List every line below containing "title".

== Data provided ==
^^^^^^^^
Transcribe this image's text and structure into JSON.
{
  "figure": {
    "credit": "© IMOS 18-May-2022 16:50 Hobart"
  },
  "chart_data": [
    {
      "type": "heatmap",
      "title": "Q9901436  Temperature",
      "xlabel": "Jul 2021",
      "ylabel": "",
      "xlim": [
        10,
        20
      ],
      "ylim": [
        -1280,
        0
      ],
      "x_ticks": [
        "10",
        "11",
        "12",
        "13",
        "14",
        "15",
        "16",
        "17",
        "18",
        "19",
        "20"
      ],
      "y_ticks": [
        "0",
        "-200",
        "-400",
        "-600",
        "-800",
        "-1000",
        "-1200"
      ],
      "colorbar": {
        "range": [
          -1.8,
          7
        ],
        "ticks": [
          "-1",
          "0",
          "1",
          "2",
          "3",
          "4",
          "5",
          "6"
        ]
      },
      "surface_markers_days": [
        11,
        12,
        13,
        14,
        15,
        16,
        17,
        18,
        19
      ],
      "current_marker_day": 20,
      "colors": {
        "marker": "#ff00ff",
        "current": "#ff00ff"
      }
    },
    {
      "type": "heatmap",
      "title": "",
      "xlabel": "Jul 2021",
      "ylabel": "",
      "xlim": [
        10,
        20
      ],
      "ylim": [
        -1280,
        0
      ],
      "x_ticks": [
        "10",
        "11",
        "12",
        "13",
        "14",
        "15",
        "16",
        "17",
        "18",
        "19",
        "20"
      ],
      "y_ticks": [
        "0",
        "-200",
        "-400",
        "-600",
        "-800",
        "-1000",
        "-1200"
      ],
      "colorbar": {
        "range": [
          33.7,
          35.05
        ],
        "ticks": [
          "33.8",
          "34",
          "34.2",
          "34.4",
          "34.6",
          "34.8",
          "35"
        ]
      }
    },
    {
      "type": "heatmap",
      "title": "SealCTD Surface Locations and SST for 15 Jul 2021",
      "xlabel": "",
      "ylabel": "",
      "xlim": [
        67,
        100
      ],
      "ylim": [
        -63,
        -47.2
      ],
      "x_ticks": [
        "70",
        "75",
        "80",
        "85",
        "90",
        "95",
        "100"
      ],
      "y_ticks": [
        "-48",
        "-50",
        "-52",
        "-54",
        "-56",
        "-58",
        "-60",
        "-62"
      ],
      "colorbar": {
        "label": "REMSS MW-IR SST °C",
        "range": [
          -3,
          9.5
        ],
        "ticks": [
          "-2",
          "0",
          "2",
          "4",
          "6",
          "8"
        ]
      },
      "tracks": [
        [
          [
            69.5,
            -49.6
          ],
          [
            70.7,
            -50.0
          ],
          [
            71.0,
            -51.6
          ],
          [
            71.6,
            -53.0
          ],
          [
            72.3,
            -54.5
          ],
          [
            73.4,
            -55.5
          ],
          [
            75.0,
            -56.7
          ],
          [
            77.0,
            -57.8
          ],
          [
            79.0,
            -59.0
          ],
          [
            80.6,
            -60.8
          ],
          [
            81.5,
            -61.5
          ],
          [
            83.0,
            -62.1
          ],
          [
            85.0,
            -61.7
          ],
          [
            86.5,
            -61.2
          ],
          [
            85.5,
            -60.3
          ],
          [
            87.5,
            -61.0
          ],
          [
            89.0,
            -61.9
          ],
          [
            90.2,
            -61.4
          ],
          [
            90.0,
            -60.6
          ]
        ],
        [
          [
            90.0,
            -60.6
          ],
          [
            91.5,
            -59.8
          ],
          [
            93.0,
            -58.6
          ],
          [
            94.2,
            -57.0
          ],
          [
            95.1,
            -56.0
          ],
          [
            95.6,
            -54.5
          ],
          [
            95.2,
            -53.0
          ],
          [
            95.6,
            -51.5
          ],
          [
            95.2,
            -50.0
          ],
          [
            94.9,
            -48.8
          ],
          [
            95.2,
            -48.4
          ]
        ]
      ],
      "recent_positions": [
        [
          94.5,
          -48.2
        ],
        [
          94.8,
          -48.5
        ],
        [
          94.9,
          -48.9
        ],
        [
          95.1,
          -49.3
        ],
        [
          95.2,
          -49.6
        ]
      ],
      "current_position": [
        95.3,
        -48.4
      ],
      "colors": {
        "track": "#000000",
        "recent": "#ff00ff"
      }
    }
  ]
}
^^^^^^^^
== Result of the task ==
      "title": "Q9901436  Temperature",
      "title": "",
      "title": "SealCTD Surface Locations and SST for 15 Jul 2021",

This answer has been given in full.